BRIEF
Reproduce each line that includes the word "кормящих".

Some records
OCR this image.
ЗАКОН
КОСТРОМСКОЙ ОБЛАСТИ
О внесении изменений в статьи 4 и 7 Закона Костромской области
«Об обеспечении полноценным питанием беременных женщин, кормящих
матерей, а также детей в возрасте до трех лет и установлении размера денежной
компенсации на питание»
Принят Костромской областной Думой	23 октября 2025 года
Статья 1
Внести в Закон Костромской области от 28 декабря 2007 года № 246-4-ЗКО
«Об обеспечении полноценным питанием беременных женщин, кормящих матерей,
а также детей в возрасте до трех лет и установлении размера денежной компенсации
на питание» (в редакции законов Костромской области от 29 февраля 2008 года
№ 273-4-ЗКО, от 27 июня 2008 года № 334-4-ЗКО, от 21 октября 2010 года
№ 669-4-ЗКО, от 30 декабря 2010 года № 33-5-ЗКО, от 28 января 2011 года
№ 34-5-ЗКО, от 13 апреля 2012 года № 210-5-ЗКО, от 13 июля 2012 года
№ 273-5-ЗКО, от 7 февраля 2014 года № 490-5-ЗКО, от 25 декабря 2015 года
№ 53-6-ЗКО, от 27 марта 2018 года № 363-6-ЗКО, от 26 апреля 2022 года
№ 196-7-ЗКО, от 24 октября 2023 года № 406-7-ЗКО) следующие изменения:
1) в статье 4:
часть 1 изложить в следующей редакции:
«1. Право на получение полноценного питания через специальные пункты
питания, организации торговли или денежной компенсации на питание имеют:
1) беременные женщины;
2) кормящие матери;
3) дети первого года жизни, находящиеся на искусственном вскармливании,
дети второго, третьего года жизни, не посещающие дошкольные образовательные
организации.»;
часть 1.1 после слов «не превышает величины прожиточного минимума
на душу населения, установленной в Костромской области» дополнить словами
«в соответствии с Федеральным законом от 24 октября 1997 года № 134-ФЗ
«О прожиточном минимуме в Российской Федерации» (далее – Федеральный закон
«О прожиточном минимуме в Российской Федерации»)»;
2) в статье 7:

RESPONSE TO THE EXERCISE
«Об обеспечении полноценным питанием беременных женщин, кормящих
«Об обеспечении полноценным питанием беременных женщин, кормящих матерей,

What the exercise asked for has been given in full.